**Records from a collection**
------------------------------------------------

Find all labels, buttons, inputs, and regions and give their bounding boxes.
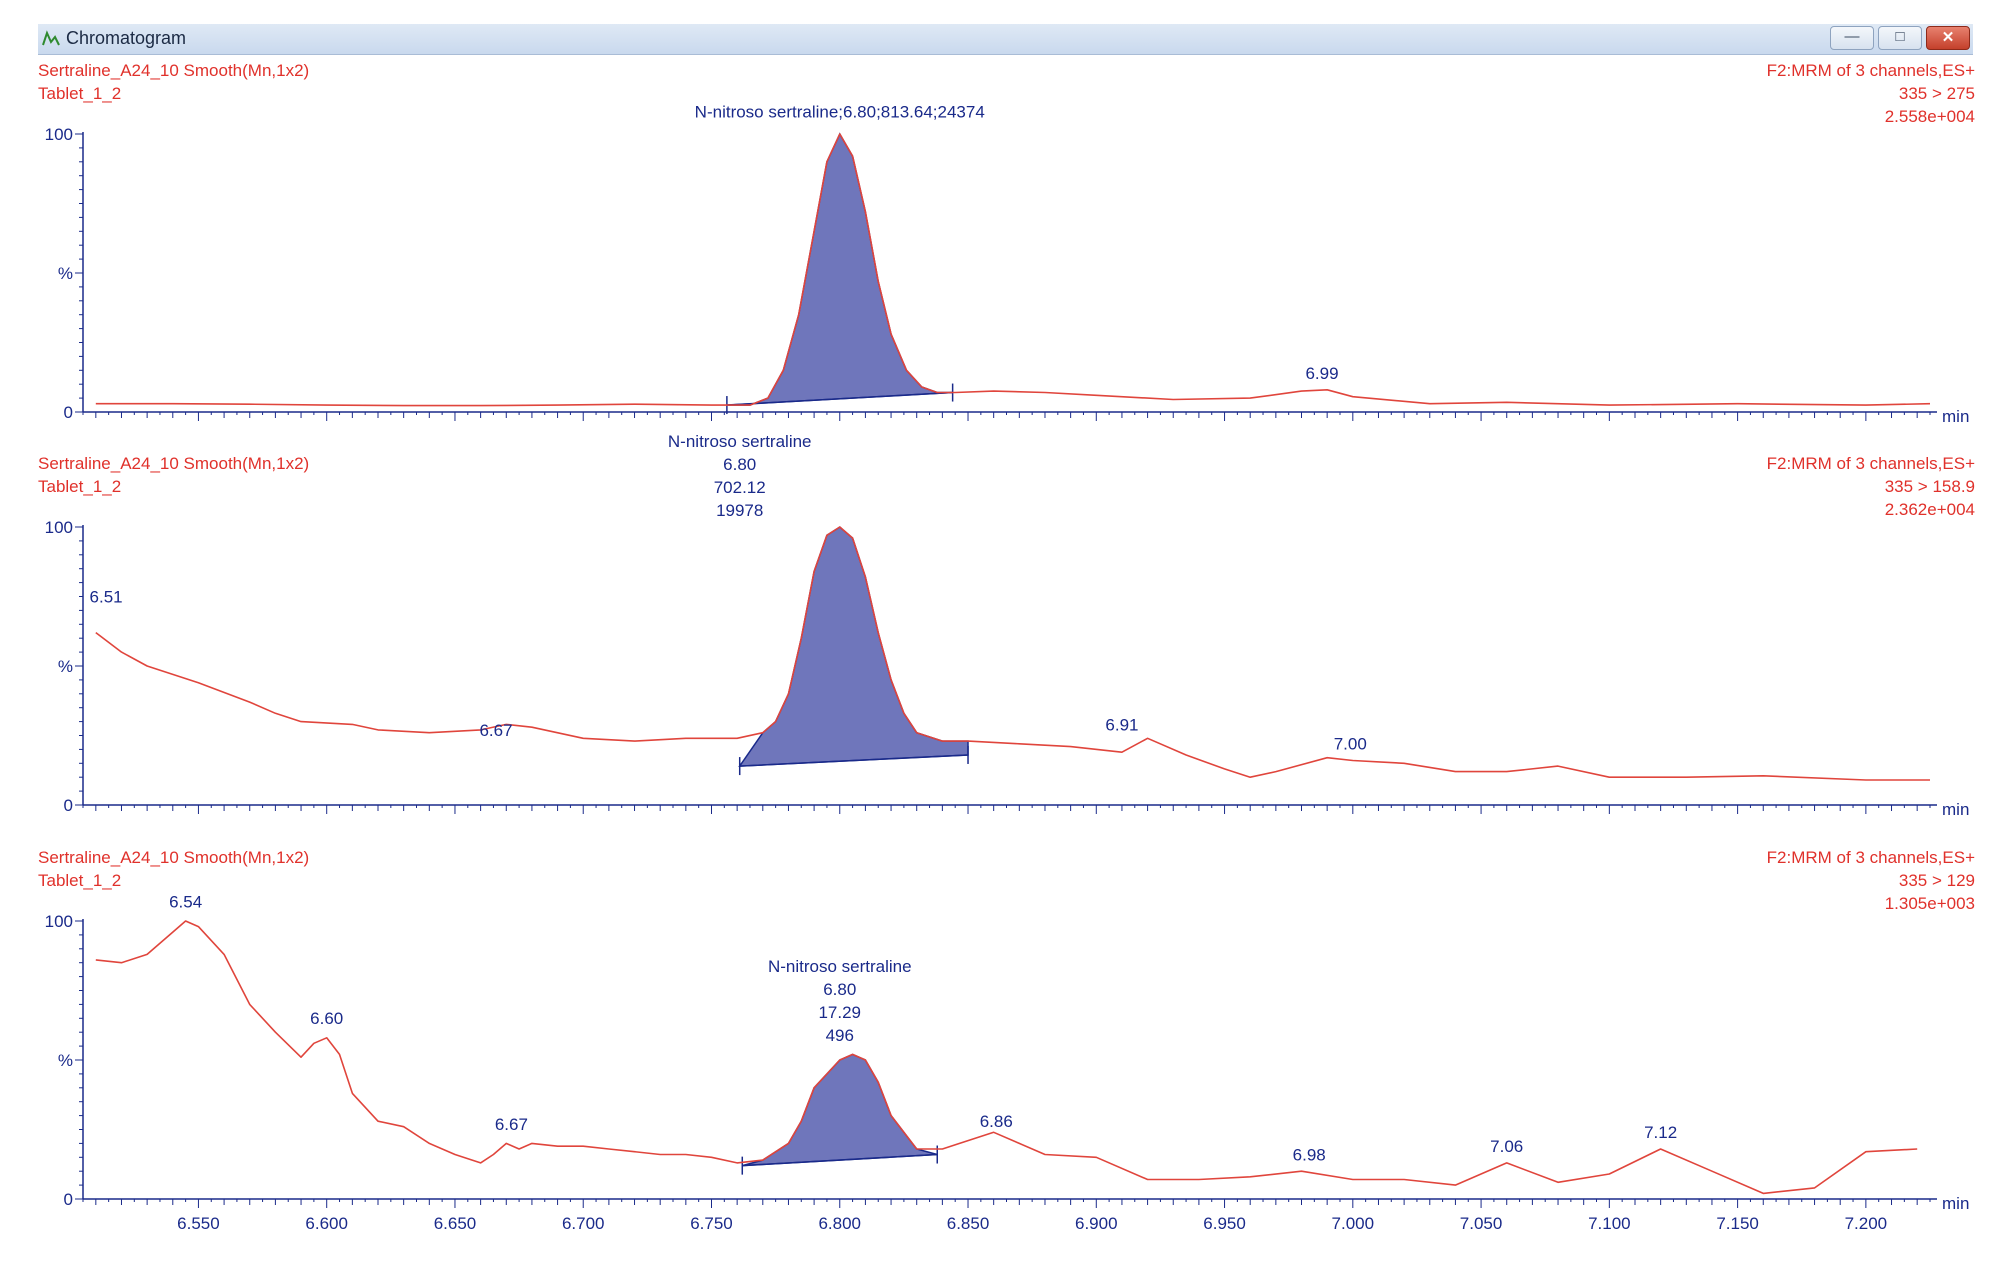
- peak-annotation-line: 702.12: [714, 478, 766, 497]
- x-tick-label: 6.800: [818, 1214, 861, 1233]
- panel-header-right-line: 2.362e+004: [1885, 500, 1975, 519]
- peak-annotation-line: 6.80: [723, 455, 756, 474]
- y-tick-label: 100: [45, 125, 73, 144]
- panel-header-right-line: 1.305e+003: [1885, 894, 1975, 913]
- chromatogram-trace: [95, 920, 1918, 1195]
- panel-header-right-line: 335 > 129: [1899, 871, 1975, 890]
- chromatogram-panel-2: Sertraline_A24_10 Smooth(Mn,1x2) Tablet_1…: [38, 432, 1975, 819]
- panel-header-left-line: Tablet_1_2: [38, 477, 121, 496]
- maximize-icon: □: [1895, 28, 1905, 45]
- x-tick-label: 6.550: [177, 1214, 220, 1233]
- panel-header-right-line: F2:MRM of 3 channels,ES+: [1767, 848, 1975, 867]
- panel-header-right-line: 335 > 275: [1899, 84, 1975, 103]
- peak-label: 6.86: [980, 1112, 1013, 1131]
- peak-label: N-nitroso sertraline;6.80;813.64;24374: [695, 103, 985, 122]
- panel-header-left-line: Tablet_1_2: [38, 84, 121, 103]
- panel-header-right-line: F2:MRM of 3 channels,ES+: [1767, 61, 1975, 80]
- peak-baseline: [726, 391, 953, 406]
- peak-annotation-line: N-nitroso sertraline: [768, 957, 912, 976]
- close-button[interactable]: ✕: [1926, 26, 1970, 50]
- maximize-button[interactable]: □: [1878, 26, 1922, 50]
- integrated-peak-area: [738, 526, 969, 767]
- y-tick-label: 100: [45, 912, 73, 931]
- peak-label: 6.67: [479, 721, 512, 740]
- minimize-button[interactable]: —: [1830, 26, 1874, 50]
- x-tick-label: 6.700: [562, 1214, 605, 1233]
- integrated-peak-area: [742, 1053, 938, 1167]
- panel-header-left-line: Sertraline_A24_10 Smooth(Mn,1x2): [38, 61, 309, 80]
- peak-label: 6.67: [495, 1115, 528, 1134]
- peak-annotation-line: 17.29: [818, 1003, 861, 1022]
- peak-label: 6.98: [1293, 1145, 1326, 1164]
- y-axis-label: %: [58, 1051, 73, 1070]
- x-axis-unit: min: [1942, 1194, 1969, 1213]
- x-tick-label: 7.100: [1588, 1214, 1631, 1233]
- chromatogram-app-icon: [42, 30, 60, 46]
- peak-annotation-line: 6.80: [823, 980, 856, 999]
- x-tick-label: 7.200: [1845, 1214, 1888, 1233]
- x-tick-label: 6.650: [434, 1214, 477, 1233]
- peak-label: 7.12: [1644, 1123, 1677, 1142]
- peak-label: 6.60: [310, 1009, 343, 1028]
- peak-label: 7.06: [1490, 1137, 1523, 1156]
- panel-header-left-line: Sertraline_A24_10 Smooth(Mn,1x2): [38, 848, 309, 867]
- x-tick-label: 6.850: [947, 1214, 990, 1233]
- peak-label: 6.54: [169, 892, 202, 911]
- y-axis-label: %: [58, 657, 73, 676]
- peak-label: 6.91: [1105, 715, 1138, 734]
- close-icon: ✕: [1941, 29, 1955, 46]
- panel-header-left-line: Sertraline_A24_10 Smooth(Mn,1x2): [38, 454, 309, 473]
- y-tick-label: 0: [64, 403, 73, 422]
- panel-header-right-line: 335 > 158.9: [1885, 477, 1975, 496]
- peak-annotation-line: 19978: [716, 501, 763, 520]
- x-tick-label: 6.600: [305, 1214, 348, 1233]
- minimize-icon: —: [1844, 28, 1860, 45]
- integrated-peak-area: [726, 132, 953, 406]
- window-title: Chromatogram: [66, 28, 187, 48]
- window-titlebar[interactable]: Chromatogram — □ ✕: [38, 24, 1973, 55]
- peak-baseline: [739, 754, 969, 767]
- panel-header-left-line: Tablet_1_2: [38, 871, 121, 890]
- y-axis-label: %: [58, 264, 73, 283]
- x-tick-label: 6.900: [1075, 1214, 1118, 1233]
- chromatogram-panel-1: Sertraline_A24_10 Smooth(Mn,1x2) Tablet_1…: [38, 61, 1975, 426]
- y-tick-label: 100: [45, 518, 73, 537]
- x-tick-label: 7.000: [1332, 1214, 1375, 1233]
- x-tick-label: 6.750: [690, 1214, 733, 1233]
- x-tick-label: 6.950: [1203, 1214, 1246, 1233]
- y-tick-label: 0: [64, 1190, 73, 1209]
- peak-label: 7.00: [1334, 735, 1367, 754]
- y-tick-label: 0: [64, 796, 73, 815]
- panel-header-right-line: 2.558e+004: [1885, 107, 1975, 126]
- chromatogram-trace: [95, 526, 1930, 781]
- chromatogram-trace: [95, 133, 1931, 407]
- peak-annotation-line: 496: [826, 1026, 854, 1045]
- x-tick-label: 7.150: [1716, 1214, 1759, 1233]
- peak-annotation-line: N-nitroso sertraline: [668, 432, 812, 451]
- chromatogram-panel-3: Sertraline_A24_10 Smooth(Mn,1x2) Tablet_1…: [38, 848, 1975, 1233]
- peak-label: 6.99: [1305, 364, 1338, 383]
- x-axis-unit: min: [1942, 407, 1969, 426]
- panel-header-right-line: F2:MRM of 3 channels,ES+: [1767, 454, 1975, 473]
- peak-label: 6.51: [90, 587, 123, 606]
- peak-baseline: [742, 1153, 938, 1167]
- x-tick-label: 7.050: [1460, 1214, 1503, 1233]
- x-axis-unit: min: [1942, 800, 1969, 819]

------------------------------------------------

**What is needed**
Put the lines above, from the one containing "- peak-annotation-line: 702.12: [714, 478, 766, 497]" through the one containing "- panel-header-right-line: 335 > 129: [1899, 871, 1975, 890]", inclusive, into a Markdown table with columns Row and Line. Leave out any blank lines.

**Solution below**
| Row | Line |
|---|---|
| 1 | - peak-annotation-line: 702.12: [714, 478, 766, 497] |
| 2 | - x-tick-label: 6.800: [818, 1214, 861, 1233] |
| 3 | - panel-header-right-line: 2.362e+004: [1885, 500, 1975, 519] |
| 4 | - peak-annotation-line: 6.80: [723, 455, 756, 474] |
| 5 | - y-tick-label: 100: [45, 125, 73, 144] |
| 6 | - panel-header-right-line: 1.305e+003: [1885, 894, 1975, 913] |
| 7 | - chromatogram-trace: [95, 920, 1918, 1195] |
| 8 | - panel-header-right-line: 335 > 129: [1899, 871, 1975, 890] |